(begin)
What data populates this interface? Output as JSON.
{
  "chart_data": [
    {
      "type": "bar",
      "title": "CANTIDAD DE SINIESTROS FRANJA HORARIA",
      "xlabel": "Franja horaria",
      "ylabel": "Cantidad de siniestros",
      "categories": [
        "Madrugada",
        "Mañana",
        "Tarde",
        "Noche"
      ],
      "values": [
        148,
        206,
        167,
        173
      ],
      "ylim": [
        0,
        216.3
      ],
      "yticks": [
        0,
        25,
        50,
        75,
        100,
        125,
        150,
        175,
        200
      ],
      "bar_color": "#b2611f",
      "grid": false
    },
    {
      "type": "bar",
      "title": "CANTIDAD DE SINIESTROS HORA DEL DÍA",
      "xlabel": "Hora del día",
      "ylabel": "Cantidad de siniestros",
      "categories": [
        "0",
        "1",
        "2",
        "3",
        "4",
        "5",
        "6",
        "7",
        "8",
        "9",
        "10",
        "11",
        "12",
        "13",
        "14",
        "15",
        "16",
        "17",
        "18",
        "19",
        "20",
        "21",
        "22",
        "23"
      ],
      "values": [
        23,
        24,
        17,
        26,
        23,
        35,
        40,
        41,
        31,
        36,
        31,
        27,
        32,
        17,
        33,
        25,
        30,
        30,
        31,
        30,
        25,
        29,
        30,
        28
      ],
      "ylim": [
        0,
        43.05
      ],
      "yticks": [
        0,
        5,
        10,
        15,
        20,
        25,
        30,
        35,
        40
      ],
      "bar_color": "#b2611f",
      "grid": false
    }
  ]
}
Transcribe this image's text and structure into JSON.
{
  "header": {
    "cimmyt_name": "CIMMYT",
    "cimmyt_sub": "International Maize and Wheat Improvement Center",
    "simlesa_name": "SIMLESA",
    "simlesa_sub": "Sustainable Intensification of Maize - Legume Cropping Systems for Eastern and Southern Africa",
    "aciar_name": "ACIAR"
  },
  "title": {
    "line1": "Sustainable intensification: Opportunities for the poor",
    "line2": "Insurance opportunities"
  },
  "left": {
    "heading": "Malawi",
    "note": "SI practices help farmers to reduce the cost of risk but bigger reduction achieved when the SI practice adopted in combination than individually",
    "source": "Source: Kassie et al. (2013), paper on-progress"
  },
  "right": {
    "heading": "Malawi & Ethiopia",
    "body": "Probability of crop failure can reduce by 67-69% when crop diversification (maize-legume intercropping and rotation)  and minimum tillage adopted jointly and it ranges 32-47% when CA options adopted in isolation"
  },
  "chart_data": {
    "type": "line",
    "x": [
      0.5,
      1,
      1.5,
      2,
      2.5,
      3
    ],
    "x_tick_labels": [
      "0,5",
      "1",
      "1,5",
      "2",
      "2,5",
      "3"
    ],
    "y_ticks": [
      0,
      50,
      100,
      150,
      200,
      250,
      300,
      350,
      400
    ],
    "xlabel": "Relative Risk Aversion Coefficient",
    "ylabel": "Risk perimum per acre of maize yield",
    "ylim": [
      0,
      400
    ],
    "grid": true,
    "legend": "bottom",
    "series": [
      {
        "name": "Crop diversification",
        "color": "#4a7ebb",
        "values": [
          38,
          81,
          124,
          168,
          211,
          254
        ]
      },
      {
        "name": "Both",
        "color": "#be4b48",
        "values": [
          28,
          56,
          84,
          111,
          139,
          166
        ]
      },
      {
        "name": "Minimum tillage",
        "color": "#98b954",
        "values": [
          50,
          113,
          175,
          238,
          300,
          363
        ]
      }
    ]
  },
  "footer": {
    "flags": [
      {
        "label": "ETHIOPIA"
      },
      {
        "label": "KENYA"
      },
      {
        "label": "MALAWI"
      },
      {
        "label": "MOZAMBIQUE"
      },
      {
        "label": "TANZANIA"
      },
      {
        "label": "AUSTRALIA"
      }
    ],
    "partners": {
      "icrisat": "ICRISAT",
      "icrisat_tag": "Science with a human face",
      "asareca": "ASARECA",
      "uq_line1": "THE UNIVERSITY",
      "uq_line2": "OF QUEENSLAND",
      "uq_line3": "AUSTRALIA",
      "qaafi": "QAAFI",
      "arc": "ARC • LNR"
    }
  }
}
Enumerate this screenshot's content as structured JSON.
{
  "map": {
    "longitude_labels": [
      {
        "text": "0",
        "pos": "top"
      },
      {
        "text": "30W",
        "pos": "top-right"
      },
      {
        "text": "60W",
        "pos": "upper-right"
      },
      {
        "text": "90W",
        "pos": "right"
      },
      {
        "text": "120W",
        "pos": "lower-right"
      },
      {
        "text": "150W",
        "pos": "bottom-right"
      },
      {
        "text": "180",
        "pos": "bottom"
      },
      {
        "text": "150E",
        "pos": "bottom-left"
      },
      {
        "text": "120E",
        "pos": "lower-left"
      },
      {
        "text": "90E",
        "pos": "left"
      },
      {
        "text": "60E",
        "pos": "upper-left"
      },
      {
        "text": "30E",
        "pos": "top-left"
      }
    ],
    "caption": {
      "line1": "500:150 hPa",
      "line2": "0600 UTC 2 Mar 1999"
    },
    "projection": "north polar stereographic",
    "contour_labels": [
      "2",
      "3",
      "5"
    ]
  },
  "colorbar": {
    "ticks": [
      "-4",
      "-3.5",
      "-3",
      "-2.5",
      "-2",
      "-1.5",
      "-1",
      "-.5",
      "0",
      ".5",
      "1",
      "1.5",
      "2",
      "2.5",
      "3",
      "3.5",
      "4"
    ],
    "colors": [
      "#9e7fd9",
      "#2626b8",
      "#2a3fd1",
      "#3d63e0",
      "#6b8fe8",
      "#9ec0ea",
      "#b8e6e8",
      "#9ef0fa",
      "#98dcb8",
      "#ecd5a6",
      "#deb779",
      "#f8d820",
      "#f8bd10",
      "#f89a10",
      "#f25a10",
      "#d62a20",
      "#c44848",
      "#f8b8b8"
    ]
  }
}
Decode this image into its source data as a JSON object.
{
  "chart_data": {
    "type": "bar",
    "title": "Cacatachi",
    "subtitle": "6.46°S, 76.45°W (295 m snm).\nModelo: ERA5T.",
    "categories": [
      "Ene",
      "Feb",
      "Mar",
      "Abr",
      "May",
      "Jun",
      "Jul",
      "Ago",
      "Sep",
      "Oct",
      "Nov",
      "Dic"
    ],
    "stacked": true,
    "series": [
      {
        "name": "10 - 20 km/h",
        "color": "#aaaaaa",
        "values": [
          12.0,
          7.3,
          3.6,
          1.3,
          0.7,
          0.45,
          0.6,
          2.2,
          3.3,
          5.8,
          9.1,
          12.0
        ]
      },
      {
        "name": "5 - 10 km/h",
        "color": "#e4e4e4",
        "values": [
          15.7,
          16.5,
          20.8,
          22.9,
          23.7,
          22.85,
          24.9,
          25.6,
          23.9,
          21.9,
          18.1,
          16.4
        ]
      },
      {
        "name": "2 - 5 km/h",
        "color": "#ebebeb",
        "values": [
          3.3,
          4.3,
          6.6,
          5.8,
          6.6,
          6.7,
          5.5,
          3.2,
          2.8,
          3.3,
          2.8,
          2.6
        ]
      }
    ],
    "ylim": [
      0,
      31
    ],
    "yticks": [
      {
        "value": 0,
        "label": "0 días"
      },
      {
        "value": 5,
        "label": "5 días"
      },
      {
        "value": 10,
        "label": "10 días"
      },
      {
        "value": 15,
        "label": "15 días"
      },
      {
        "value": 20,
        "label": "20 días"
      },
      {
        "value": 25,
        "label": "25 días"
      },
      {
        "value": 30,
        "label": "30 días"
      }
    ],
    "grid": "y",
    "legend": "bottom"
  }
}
(end)
:: Problem description ::
Nothing should be left out: return all of the records exactly.

:: Solution for this problem ::
What data populates this interface? Output as JSON.
{
  "chart_data": [
    {
      "type": "bar",
      "title": "CANTIDAD DE SINIESTROS FRANJA HORARIA",
      "xlabel": "Franja horaria",
      "ylabel": "Cantidad de siniestros",
      "categories": [
        "Madrugada",
        "Mañana",
        "Tarde",
        "Noche"
      ],
      "values": [
        148,
        206,
        167,
        173
      ],
      "ylim": [
        0,
        216.3
      ],
      "yticks": [
        0,
        25,
        50,
        75,
        100,
        125,
        150,
        175,
        200
      ],
      "bar_color": "#b2611f",
      "grid": false
    },
    {
      "type": "bar",
      "title": "CANTIDAD DE SINIESTROS HORA DEL DÍA",
      "xlabel": "Hora del día",
      "ylabel": "Cantidad de siniestros",
      "categories": [
        "0",
        "1",
        "2",
        "3",
        "4",
        "5",
        "6",
        "7",
        "8",
        "9",
        "10",
        "11",
        "12",
        "13",
        "14",
        "15",
        "16",
        "17",
        "18",
        "19",
        "20",
        "21",
        "22",
        "23"
      ],
      "values": [
        23,
        24,
        17,
        26,
        23,
        35,
        40,
        41,
        31,
        36,
        31,
        27,
        32,
        17,
        33,
        25,
        30,
        30,
        31,
        30,
        25,
        29,
        30,
        28
      ],
      "ylim": [
        0,
        43.05
      ],
      "yticks": [
        0,
        5,
        10,
        15,
        20,
        25,
        30,
        35,
        40
      ],
      "bar_color": "#b2611f",
      "grid": false
    }
  ]
}
Transcribe this image's text and structure into JSON.
{
  "header": {
    "cimmyt_name": "CIMMYT",
    "cimmyt_sub": "International Maize and Wheat Improvement Center",
    "simlesa_name": "SIMLESA",
    "simlesa_sub": "Sustainable Intensification of Maize - Legume Cropping Systems for Eastern and Southern Africa",
    "aciar_name": "ACIAR"
  },
  "title": {
    "line1": "Sustainable intensification: Opportunities for the poor",
    "line2": "Insurance opportunities"
  },
  "left": {
    "heading": "Malawi",
    "note": "SI practices help farmers to reduce the cost of risk but bigger reduction achieved when the SI practice adopted in combination than individually",
    "source": "Source: Kassie et al. (2013), paper on-progress"
  },
  "right": {
    "heading": "Malawi & Ethiopia",
    "body": "Probability of crop failure can reduce by 67-69% when crop diversification (maize-legume intercropping and rotation)  and minimum tillage adopted jointly and it ranges 32-47% when CA options adopted in isolation"
  },
  "chart_data": {
    "type": "line",
    "x": [
      0.5,
      1,
      1.5,
      2,
      2.5,
      3
    ],
    "x_tick_labels": [
      "0,5",
      "1",
      "1,5",
      "2",
      "2,5",
      "3"
    ],
    "y_ticks": [
      0,
      50,
      100,
      150,
      200,
      250,
      300,
      350,
      400
    ],
    "xlabel": "Relative Risk Aversion Coefficient",
    "ylabel": "Risk perimum per acre of maize yield",
    "ylim": [
      0,
      400
    ],
    "grid": true,
    "legend": "bottom",
    "series": [
      {
        "name": "Crop diversification",
        "color": "#4a7ebb",
        "values": [
          38,
          81,
          124,
          168,
          211,
          254
        ]
      },
      {
        "name": "Both",
        "color": "#be4b48",
        "values": [
          28,
          56,
          84,
          111,
          139,
          166
        ]
      },
      {
        "name": "Minimum tillage",
        "color": "#98b954",
        "values": [
          50,
          113,
          175,
          238,
          300,
          363
        ]
      }
    ]
  },
  "footer": {
    "flags": [
      {
        "label": "ETHIOPIA"
      },
      {
        "label": "KENYA"
      },
      {
        "label": "MALAWI"
      },
      {
        "label": "MOZAMBIQUE"
      },
      {
        "label": "TANZANIA"
      },
      {
        "label": "AUSTRALIA"
      }
    ],
    "partners": {
      "icrisat": "ICRISAT",
      "icrisat_tag": "Science with a human face",
      "asareca": "ASARECA",
      "uq_line1": "THE UNIVERSITY",
      "uq_line2": "OF QUEENSLAND",
      "uq_line3": "AUSTRALIA",
      "qaafi": "QAAFI",
      "arc": "ARC • LNR"
    }
  }
}
Enumerate this screenshot's content as structured JSON.
{
  "map": {
    "longitude_labels": [
      {
        "text": "0",
        "pos": "top"
      },
      {
        "text": "30W",
        "pos": "top-right"
      },
      {
        "text": "60W",
        "pos": "upper-right"
      },
      {
        "text": "90W",
        "pos": "right"
      },
      {
        "text": "120W",
        "pos": "lower-right"
      },
      {
        "text": "150W",
        "pos": "bottom-right"
      },
      {
        "text": "180",
        "pos": "bottom"
      },
      {
        "text": "150E",
        "pos": "bottom-left"
      },
      {
        "text": "120E",
        "pos": "lower-left"
      },
      {
        "text": "90E",
        "pos": "left"
      },
      {
        "text": "60E",
        "pos": "upper-left"
      },
      {
        "text": "30E",
        "pos": "top-left"
      }
    ],
    "caption": {
      "line1": "500:150 hPa",
      "line2": "0600 UTC 2 Mar 1999"
    },
    "projection": "north polar stereographic",
    "contour_labels": [
      "2",
      "3",
      "5"
    ]
  },
  "colorbar": {
    "ticks": [
      "-4",
      "-3.5",
      "-3",
      "-2.5",
      "-2",
      "-1.5",
      "-1",
      "-.5",
      "0",
      ".5",
      "1",
      "1.5",
      "2",
      "2.5",
      "3",
      "3.5",
      "4"
    ],
    "colors": [
      "#9e7fd9",
      "#2626b8",
      "#2a3fd1",
      "#3d63e0",
      "#6b8fe8",
      "#9ec0ea",
      "#b8e6e8",
      "#9ef0fa",
      "#98dcb8",
      "#ecd5a6",
      "#deb779",
      "#f8d820",
      "#f8bd10",
      "#f89a10",
      "#f25a10",
      "#d62a20",
      "#c44848",
      "#f8b8b8"
    ]
  }
}
Decode this image into its source data as a JSON object.
{
  "chart_data": {
    "type": "bar",
    "title": "Cacatachi",
    "subtitle": "6.46°S, 76.45°W (295 m snm).\nModelo: ERA5T.",
    "categories": [
      "Ene",
      "Feb",
      "Mar",
      "Abr",
      "May",
      "Jun",
      "Jul",
      "Ago",
      "Sep",
      "Oct",
      "Nov",
      "Dic"
    ],
    "stacked": true,
    "series": [
      {
        "name": "10 - 20 km/h",
        "color": "#aaaaaa",
        "values": [
          12.0,
          7.3,
          3.6,
          1.3,
          0.7,
          0.45,
          0.6,
          2.2,
          3.3,
          5.8,
          9.1,
          12.0
        ]
      },
      {
        "name": "5 - 10 km/h",
        "color": "#e4e4e4",
        "values": [
          15.7,
          16.5,
          20.8,
          22.9,
          23.7,
          22.85,
          24.9,
          25.6,
          23.9,
          21.9,
          18.1,
          16.4
        ]
      },
      {
        "name": "2 - 5 km/h",
        "color": "#ebebeb",
        "values": [
          3.3,
          4.3,
          6.6,
          5.8,
          6.6,
          6.7,
          5.5,
          3.2,
          2.8,
          3.3,
          2.8,
          2.6
        ]
      }
    ],
    "ylim": [
      0,
      31
    ],
    "yticks": [
      {
        "value": 0,
        "label": "0 días"
      },
      {
        "value": 5,
        "label": "5 días"
      },
      {
        "value": 10,
        "label": "10 días"
      },
      {
        "value": 15,
        "label": "15 días"
      },
      {
        "value": 20,
        "label": "20 días"
      },
      {
        "value": 25,
        "label": "25 días"
      },
      {
        "value": 30,
        "label": "30 días"
      }
    ],
    "grid": "y",
    "legend": "bottom"
  }
}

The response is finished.